Format the data from its first line through the line containing "cardinality-label: 2000 xyxy=(876,591,944,613)" as a Markdown table with the columns "No." and "Entry". Leave out any blank lines.

[Collected data entries]

--------------------------------

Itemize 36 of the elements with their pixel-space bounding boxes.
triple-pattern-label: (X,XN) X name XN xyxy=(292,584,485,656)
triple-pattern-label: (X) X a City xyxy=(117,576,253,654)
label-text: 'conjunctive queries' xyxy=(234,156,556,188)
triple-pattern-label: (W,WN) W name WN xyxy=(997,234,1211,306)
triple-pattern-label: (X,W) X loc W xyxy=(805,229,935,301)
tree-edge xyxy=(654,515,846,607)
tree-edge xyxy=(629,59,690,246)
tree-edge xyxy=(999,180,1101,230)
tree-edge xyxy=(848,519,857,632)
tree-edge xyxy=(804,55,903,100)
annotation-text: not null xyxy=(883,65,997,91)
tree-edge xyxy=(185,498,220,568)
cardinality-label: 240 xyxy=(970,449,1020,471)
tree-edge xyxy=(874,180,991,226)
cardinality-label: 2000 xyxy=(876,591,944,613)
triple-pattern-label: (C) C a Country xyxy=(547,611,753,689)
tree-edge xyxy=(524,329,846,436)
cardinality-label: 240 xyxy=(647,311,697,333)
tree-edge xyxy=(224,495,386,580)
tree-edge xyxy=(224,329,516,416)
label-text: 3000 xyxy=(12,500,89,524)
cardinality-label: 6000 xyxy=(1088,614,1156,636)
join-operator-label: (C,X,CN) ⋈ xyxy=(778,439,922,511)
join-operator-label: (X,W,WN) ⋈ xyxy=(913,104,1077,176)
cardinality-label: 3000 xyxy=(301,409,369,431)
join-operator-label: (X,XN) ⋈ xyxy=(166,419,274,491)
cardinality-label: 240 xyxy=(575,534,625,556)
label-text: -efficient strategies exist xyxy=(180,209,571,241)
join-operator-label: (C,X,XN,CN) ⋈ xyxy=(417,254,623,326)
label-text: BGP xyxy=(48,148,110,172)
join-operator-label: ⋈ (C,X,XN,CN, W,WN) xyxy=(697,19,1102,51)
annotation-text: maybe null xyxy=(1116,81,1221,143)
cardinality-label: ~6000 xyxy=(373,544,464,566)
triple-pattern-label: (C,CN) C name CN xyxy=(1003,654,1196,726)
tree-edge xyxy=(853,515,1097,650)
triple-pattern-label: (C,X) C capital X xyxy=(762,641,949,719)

--------------------------------

Response below
| No. | Entry |
|---|---|
| 1 | Itemize 36 of the elements with their pixel-space bounding boxes. |
| 2 | triple-pattern-label: (X,XN) X name XN xyxy=(292,584,485,656) |
| 3 | triple-pattern-label: (X) X a City xyxy=(117,576,253,654) |
| 4 | label-text: 'conjunctive queries' xyxy=(234,156,556,188) |
| 5 | triple-pattern-label: (W,WN) W name WN xyxy=(997,234,1211,306) |
| 6 | triple-pattern-label: (X,W) X loc W xyxy=(805,229,935,301) |
| 7 | tree-edge xyxy=(654,515,846,607) |
| 8 | tree-edge xyxy=(629,59,690,246) |
| 9 | tree-edge xyxy=(999,180,1101,230) |
| 10 | tree-edge xyxy=(848,519,857,632) |
| 11 | tree-edge xyxy=(804,55,903,100) |
| 12 | annotation-text: not null xyxy=(883,65,997,91) |
| 13 | tree-edge xyxy=(185,498,220,568) |
| 14 | cardinality-label: 240 xyxy=(970,449,1020,471) |
| 15 | tree-edge xyxy=(874,180,991,226) |
| 16 | cardinality-label: 2000 xyxy=(876,591,944,613) |